Source —
This is the kind of conversation my husband and I have over text messages:

Teo:

When was the King James Bible published?

Sean:

1600s

Teo:

And before that time, how did Christians come to know the Gospel?

Or even have a complete sense of what “The Bible” was?

Sean:

Oh, there were other, earlier versions of the Bible

King James commissioned a bible, some say, in repentance for his rather obvious homosexuality.

Teo:

Wow.

Sean:

Keep in mind, though, that even after King James, most people were illiterate and too poor to own books. So, most people knew the Gospel simply from attending church. Households did not have Bibles

Teo:

I just got to wonder how many thousands of people pre-King James knew the story of Jesus, and a vague sense of it’s place in the greater context of Jewish scripture, and how many didn’t, There was this long period of time when pre-Christian beliefs and practices (i.e. paganisms) existed side-by-side with a growing Christian faith.

And you make a good point.

Sean:

Yep. Home practice was much more pagan, I’d think. But people attended Church. In the Middle Ages, it wasn’t just monks and nuns who prayed 7 times a day, either. The Christian life was much more like Islamic practice. But prior to the Middle Ages, Christianity was a sort of magical tradition, and Jesus was sometimes seen as the greatest of the Pagan leaders, opening up a new path to wisdom and enlightenment.

Set problem 1 —
Retype the text conversation about the Bible, starting with "I just got to" and going on through "a good point.".
Set problem 2 —
Continue the text conversation about the Bible past its final message.
The lines that come next are separate material with no connection to the text conversation about the Bible.

Extracted entries —
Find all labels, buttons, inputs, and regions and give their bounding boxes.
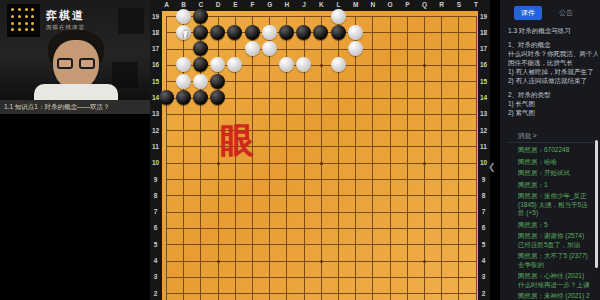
coord-number-right-3: 3	[478, 273, 489, 280]
stone-black-D14	[210, 90, 225, 105]
stone-black-C19	[193, 9, 208, 24]
coord-number-left-19: 19	[150, 13, 161, 20]
coord-number-right-19: 19	[478, 13, 489, 20]
chat-message: 陶然居：谢谢你 (2574) 已经连胜5盘了，加油	[518, 232, 592, 249]
grid-line-vertical	[476, 16, 477, 300]
chat-message: 陶然居：哈哈	[518, 158, 592, 167]
coord-letter-P: P	[403, 1, 412, 8]
lesson-notes: 1.3 对杀的概念与练习1、对杀的概念什么叫对杀？你死我活、两个人困住不能逃，比…	[508, 26, 598, 117]
grid-line-horizontal	[166, 293, 477, 294]
grid-line-vertical	[390, 16, 391, 300]
stone-black-A14	[159, 90, 174, 105]
stone-white-M17	[348, 41, 363, 56]
chat-header[interactable]: 消息 >	[518, 132, 537, 141]
webcam-video: 弈棋道 围棋在线课堂	[0, 0, 150, 100]
panel-tabs: 课件公告	[514, 6, 598, 20]
stone-white-B15	[176, 74, 191, 89]
panel-collapse-arrow[interactable]: ❮	[488, 162, 496, 172]
note-line: 1.3 对杀的概念与练习	[508, 26, 598, 35]
stone-white-C15	[193, 74, 208, 89]
stone-black-L18	[331, 25, 346, 40]
presenter-shirt	[34, 84, 118, 100]
coord-letter-R: R	[437, 1, 446, 8]
note-line: 什么叫对杀？你死我活、两个人	[508, 49, 598, 58]
coord-letter-G: G	[265, 1, 274, 8]
stone-white-F17	[245, 41, 260, 56]
note-line: 2、对杀的类型	[508, 90, 598, 99]
coord-letter-M: M	[351, 1, 360, 8]
grid-line-horizontal	[166, 179, 477, 180]
stone-black-B14	[176, 90, 191, 105]
coord-number-left-6: 6	[150, 224, 161, 231]
note-line: 2) 紧气图	[508, 108, 598, 117]
coord-number-left-8: 8	[150, 192, 161, 199]
coord-number-left-13: 13	[150, 110, 161, 117]
lesson-caption: 1.1 知识点1：对杀的概念——双活？	[0, 100, 150, 114]
coord-number-right-16: 16	[478, 61, 489, 68]
grid-line-horizontal	[166, 244, 477, 245]
coord-number-right-15: 15	[478, 78, 489, 85]
coord-letter-H: H	[282, 1, 291, 8]
grid-line-vertical	[269, 16, 270, 300]
board-annotation-eye: 眼	[220, 118, 254, 164]
coord-letter-S: S	[454, 1, 463, 8]
star-point-Q10	[423, 162, 426, 165]
coord-letter-N: N	[368, 1, 377, 8]
note-line: 困住不能逃，比拼气长	[508, 58, 598, 67]
stone-black-E18	[227, 25, 242, 40]
star-point-K10	[320, 162, 323, 165]
app-window: 弈棋道 围棋在线课堂 1.1 知识点1：对杀的概念——双活？ ABCDEFGHJ…	[0, 0, 600, 300]
stone-black-C17	[193, 41, 208, 56]
grid-line-vertical	[407, 16, 408, 300]
go-board[interactable]: ABCDEFGHJKLMNOPQRST191918181717161615151…	[150, 0, 490, 300]
stone-black-D15	[210, 74, 225, 89]
coord-letter-C: C	[196, 1, 205, 8]
coord-number-left-16: 16	[150, 61, 161, 68]
chat-message-list[interactable]: 陶然居：6702248陶然居：哈哈陶然居：开始试试陶然居：1陶然居：迷你少年_反…	[518, 146, 592, 300]
note-line: 1) 长气图	[508, 99, 598, 108]
stone-white-M18	[348, 25, 363, 40]
coord-number-right-11: 11	[478, 143, 489, 150]
coord-letter-F: F	[248, 1, 257, 8]
coord-number-left-9: 9	[150, 176, 161, 183]
note-line: 1) 有人被吃掉，对杀就产生了	[508, 67, 598, 76]
coord-number-left-12: 12	[150, 127, 161, 134]
star-point-K4	[320, 260, 323, 263]
wall-logo-decoration	[112, 62, 138, 88]
note-line: 1、对杀的概念	[508, 40, 598, 49]
chat-message: 陶然居：开始试试	[518, 169, 592, 178]
coord-number-right-5: 5	[478, 241, 489, 248]
grid-line-horizontal	[166, 228, 477, 229]
coord-number-left-4: 4	[150, 257, 161, 264]
coord-number-right-8: 8	[478, 192, 489, 199]
chat-message: 陶然居：1	[518, 181, 592, 190]
star-point-D4	[217, 260, 220, 263]
grid-line-vertical	[321, 16, 322, 300]
grid-line-horizontal	[166, 212, 477, 213]
coord-number-right-9: 9	[478, 176, 489, 183]
coord-number-right-6: 6	[478, 224, 489, 231]
coord-letter-O: O	[386, 1, 395, 8]
coord-number-left-2: 2	[150, 290, 161, 297]
star-point-K16	[320, 64, 323, 67]
stone-white-B16	[176, 57, 191, 72]
stone-black-D18	[210, 25, 225, 40]
coord-number-left-17: 17	[150, 45, 161, 52]
coord-number-left-18: 18	[150, 29, 161, 36]
brand-logo-icon	[7, 4, 40, 37]
grid-line-vertical	[355, 16, 356, 300]
grid-line-vertical	[372, 16, 373, 300]
stone-black-J18	[296, 25, 311, 40]
coord-number-left-11: 11	[150, 143, 161, 150]
wall-logo-decoration	[118, 8, 144, 34]
right-panel: 课件公告 1.3 对杀的概念与练习1、对杀的概念什么叫对杀？你死我活、两个人困住…	[500, 0, 600, 300]
chat-message: 陶然居：迷你少年_反正 (1845) 太强，相当于5连胜 (+5)	[518, 192, 592, 218]
coord-number-left-5: 5	[150, 241, 161, 248]
coord-letter-J: J	[300, 1, 309, 8]
coord-number-left-10: 10	[150, 159, 161, 166]
coord-number-right-7: 7	[478, 208, 489, 215]
coord-number-left-15: 15	[150, 78, 161, 85]
note-line: 2) 有人连回或做活就结束了	[508, 76, 598, 85]
grid-line-vertical	[424, 16, 425, 300]
star-point-Q4	[423, 260, 426, 263]
stone-black-K18	[313, 25, 328, 40]
coord-letter-L: L	[334, 1, 343, 8]
grid-line-horizontal	[166, 195, 477, 196]
coord-letter-E: E	[231, 1, 240, 8]
coord-letter-Q: Q	[420, 1, 429, 8]
coord-letter-D: D	[214, 1, 223, 8]
coord-number-right-18: 18	[478, 29, 489, 36]
grid-line-vertical	[441, 16, 442, 300]
stone-white-L16	[331, 57, 346, 72]
presenter-glasses	[57, 58, 95, 69]
coord-number-left-7: 7	[150, 208, 161, 215]
coord-number-right-12: 12	[478, 127, 489, 134]
chat-message: 陶然居：心神佳 (2021) 什么时候再进一步？上课	[518, 272, 592, 289]
stone-white-G18	[262, 25, 277, 40]
stone-black-C14	[193, 90, 208, 105]
brand-tagline: 围棋在线课堂	[46, 24, 85, 31]
stone-white-G17	[262, 41, 277, 56]
grid-line-horizontal	[166, 277, 477, 278]
tab-课件[interactable]: 课件	[514, 6, 542, 20]
grid-line-vertical	[166, 16, 167, 300]
coord-letter-B: B	[179, 1, 188, 8]
chat-message: 陶然居：大不了5 (2377) 会争取的	[518, 252, 592, 269]
coord-number-right-13: 13	[478, 110, 489, 117]
coord-number-right-14: 14	[478, 94, 489, 101]
coord-number-right-2: 2	[478, 290, 489, 297]
stone-black-H18	[279, 25, 294, 40]
coord-letter-K: K	[317, 1, 326, 8]
tab-公告[interactable]: 公告	[552, 6, 580, 20]
coord-letter-A: A	[162, 1, 171, 8]
coord-number-right-4: 4	[478, 257, 489, 264]
chat-message: 陶然居：6702248	[518, 146, 592, 155]
star-point-Q16	[423, 64, 426, 67]
stone-black-C18	[193, 25, 208, 40]
stone-white-B19	[176, 9, 191, 24]
coord-number-left-3: 3	[150, 273, 161, 280]
stone-white-L19	[331, 9, 346, 24]
coord-letter-T: T	[472, 1, 481, 8]
brand-name: 弈棋道	[46, 8, 85, 23]
grid-line-vertical	[458, 16, 459, 300]
chat-divider	[508, 142, 594, 143]
chat-message: 陶然居：来神经 (2021) 2年冬天了，继续	[518, 292, 592, 300]
stone-black-F18	[245, 25, 260, 40]
chat-message: 陶然居：5	[518, 221, 592, 230]
coord-number-right-17: 17	[478, 45, 489, 52]
chat-scrollbar[interactable]	[595, 140, 598, 268]
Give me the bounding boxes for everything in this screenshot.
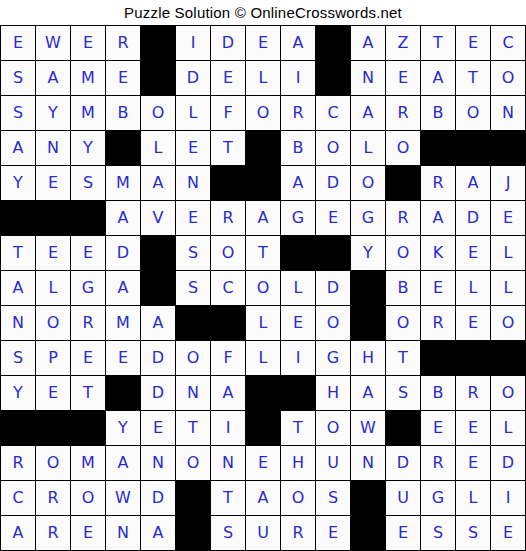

Reply 1 —
I just got to wonder how many thousands of people pre-King James knew the story of Jesus, and a vague sense of it’s place in the greater context of Jewish scripture, and how many didn’t, There was this long period of time when pre-Christian beliefs and practices (i.e. paganisms) existed side-by-side with a growing Christian faith.

And you make a good point.

Reply 2 —
The only way syncretism really works is if it looks enough like the original religion that people are convinced they don’t need to convert at all.

This is probably one of the reasons why Arthur become mythologized as a king who would return. And why his greatest quest — even though he was otherwise Pagan — was to retrieve the Holy Grail.

I’m speaking mostly from a European, early Middle Ages perspective. How people knew the Gospel in classical times — in Rome and Greece — before there was any sort of wide, paperbound dissemination of the book, I’ve no idea.

Something I do know, from my study of Classical culture and language, though, is that Hellenistic and Roman gods were not as central to those folks lives as reconstructionists like to pretend. The switch to Jesus was pretty easy, perhaps because he was seen as an active god, one who wasn’t just a story or just a metaphor. Most educated Greeks and Romans understood the Gods as metaphors.

 Me and Sean - Crazy Face

Teo:

It’s interesting to me that there are SO MANY people in the past 2000 years who have had some close, personal connection to the story of Jesus, and yet their understandings of that story could be so radically different from mine.

Sean:

Yes. One of the brilliant (from the perspective of literary analysis) aspects of the Jesus story is its timelessness. It is adaptable for people of many cultures, across centuries.

He remains popular for some of the same reasons that Shakespeare’s plays remain popular.

His messages get at the very heart of the human dilemma.

Teo:

You know, there’s a big, heart-shaped part of me that thinks of Jesus as the gateway to understanding God. I really love the idea that he is both fully human and fully divine. It makes humanity and divinity seem both completely different and yet totally compatable.

Sean:

Yep.

This changes the meaning of “God” into something only possible to understand through reflection and consideration. And something that can forever be discussed, debated, deliberated. The word “God” then becomes so slippery. Immediate, distant; intimate, foreign. For linguists, that slippage in language is a form of the erotic. And thus God becomes erotic.

Teo:

Your brain is so hot.

Sean:

Thanks.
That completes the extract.